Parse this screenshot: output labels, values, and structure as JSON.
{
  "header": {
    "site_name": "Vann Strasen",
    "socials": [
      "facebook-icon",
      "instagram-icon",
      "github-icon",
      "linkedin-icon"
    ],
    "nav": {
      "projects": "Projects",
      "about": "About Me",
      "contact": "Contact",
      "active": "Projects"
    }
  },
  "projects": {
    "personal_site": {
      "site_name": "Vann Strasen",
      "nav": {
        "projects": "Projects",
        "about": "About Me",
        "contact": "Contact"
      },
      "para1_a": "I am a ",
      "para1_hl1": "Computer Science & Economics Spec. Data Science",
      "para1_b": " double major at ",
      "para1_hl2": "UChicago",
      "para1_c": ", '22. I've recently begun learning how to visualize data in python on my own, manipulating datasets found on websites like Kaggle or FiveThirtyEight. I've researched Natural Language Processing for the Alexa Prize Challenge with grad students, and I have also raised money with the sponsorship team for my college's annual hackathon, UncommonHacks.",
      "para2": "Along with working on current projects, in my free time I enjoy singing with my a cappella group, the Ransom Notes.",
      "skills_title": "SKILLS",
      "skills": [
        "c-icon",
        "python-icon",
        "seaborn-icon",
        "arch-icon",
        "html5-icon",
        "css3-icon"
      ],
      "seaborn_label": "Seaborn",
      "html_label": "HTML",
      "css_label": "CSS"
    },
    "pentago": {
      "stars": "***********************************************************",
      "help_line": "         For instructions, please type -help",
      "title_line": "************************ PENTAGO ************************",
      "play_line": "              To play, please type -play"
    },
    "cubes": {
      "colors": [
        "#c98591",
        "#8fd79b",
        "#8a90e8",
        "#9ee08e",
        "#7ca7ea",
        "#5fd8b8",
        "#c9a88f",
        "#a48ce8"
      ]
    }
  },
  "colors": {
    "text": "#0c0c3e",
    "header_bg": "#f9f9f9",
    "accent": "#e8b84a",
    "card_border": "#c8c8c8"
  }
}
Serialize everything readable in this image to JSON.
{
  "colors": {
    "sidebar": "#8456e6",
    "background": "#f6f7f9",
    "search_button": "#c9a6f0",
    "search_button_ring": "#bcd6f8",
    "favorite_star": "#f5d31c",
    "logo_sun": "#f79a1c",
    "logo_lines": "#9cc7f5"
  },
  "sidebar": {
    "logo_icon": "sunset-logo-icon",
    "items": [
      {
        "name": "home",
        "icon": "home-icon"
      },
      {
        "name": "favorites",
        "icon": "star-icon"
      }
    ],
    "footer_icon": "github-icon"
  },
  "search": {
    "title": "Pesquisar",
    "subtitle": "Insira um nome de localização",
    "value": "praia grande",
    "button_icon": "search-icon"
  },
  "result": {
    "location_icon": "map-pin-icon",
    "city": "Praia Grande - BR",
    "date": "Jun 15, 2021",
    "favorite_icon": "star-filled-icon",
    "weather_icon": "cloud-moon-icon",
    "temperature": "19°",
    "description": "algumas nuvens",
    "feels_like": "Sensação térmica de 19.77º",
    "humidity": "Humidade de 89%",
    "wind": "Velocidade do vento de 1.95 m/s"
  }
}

● **To be done**
Retype every record above exactly as it appears.

● **Completed task**
Parse this screenshot: output labels, values, and structure as JSON.
{
  "header": {
    "site_name": "Vann Strasen",
    "socials": [
      "facebook-icon",
      "instagram-icon",
      "github-icon",
      "linkedin-icon"
    ],
    "nav": {
      "projects": "Projects",
      "about": "About Me",
      "contact": "Contact",
      "active": "Projects"
    }
  },
  "projects": {
    "personal_site": {
      "site_name": "Vann Strasen",
      "nav": {
        "projects": "Projects",
        "about": "About Me",
        "contact": "Contact"
      },
      "para1_a": "I am a ",
      "para1_hl1": "Computer Science & Economics Spec. Data Science",
      "para1_b": " double major at ",
      "para1_hl2": "UChicago",
      "para1_c": ", '22. I've recently begun learning how to visualize data in python on my own, manipulating datasets found on websites like Kaggle or FiveThirtyEight. I've researched Natural Language Processing for the Alexa Prize Challenge with grad students, and I have also raised money with the sponsorship team for my college's annual hackathon, UncommonHacks.",
      "para2": "Along with working on current projects, in my free time I enjoy singing with my a cappella group, the Ransom Notes.",
      "skills_title": "SKILLS",
      "skills": [
        "c-icon",
        "python-icon",
        "seaborn-icon",
        "arch-icon",
        "html5-icon",
        "css3-icon"
      ],
      "seaborn_label": "Seaborn",
      "html_label": "HTML",
      "css_label": "CSS"
    },
    "pentago": {
      "stars": "***********************************************************",
      "help_line": "         For instructions, please type -help",
      "title_line": "************************ PENTAGO ************************",
      "play_line": "              To play, please type -play"
    },
    "cubes": {
      "colors": [
        "#c98591",
        "#8fd79b",
        "#8a90e8",
        "#9ee08e",
        "#7ca7ea",
        "#5fd8b8",
        "#c9a88f",
        "#a48ce8"
      ]
    }
  },
  "colors": {
    "text": "#0c0c3e",
    "header_bg": "#f9f9f9",
    "accent": "#e8b84a",
    "card_border": "#c8c8c8"
  }
}
Serialize everything readable in this image to JSON.
{
  "colors": {
    "sidebar": "#8456e6",
    "background": "#f6f7f9",
    "search_button": "#c9a6f0",
    "search_button_ring": "#bcd6f8",
    "favorite_star": "#f5d31c",
    "logo_sun": "#f79a1c",
    "logo_lines": "#9cc7f5"
  },
  "sidebar": {
    "logo_icon": "sunset-logo-icon",
    "items": [
      {
        "name": "home",
        "icon": "home-icon"
      },
      {
        "name": "favorites",
        "icon": "star-icon"
      }
    ],
    "footer_icon": "github-icon"
  },
  "search": {
    "title": "Pesquisar",
    "subtitle": "Insira um nome de localização",
    "value": "praia grande",
    "button_icon": "search-icon"
  },
  "result": {
    "location_icon": "map-pin-icon",
    "city": "Praia Grande - BR",
    "date": "Jun 15, 2021",
    "favorite_icon": "star-filled-icon",
    "weather_icon": "cloud-moon-icon",
    "temperature": "19°",
    "description": "algumas nuvens",
    "feels_like": "Sensação térmica de 19.77º",
    "humidity": "Humidade de 89%",
    "wind": "Velocidade do vento de 1.95 m/s"
  }
}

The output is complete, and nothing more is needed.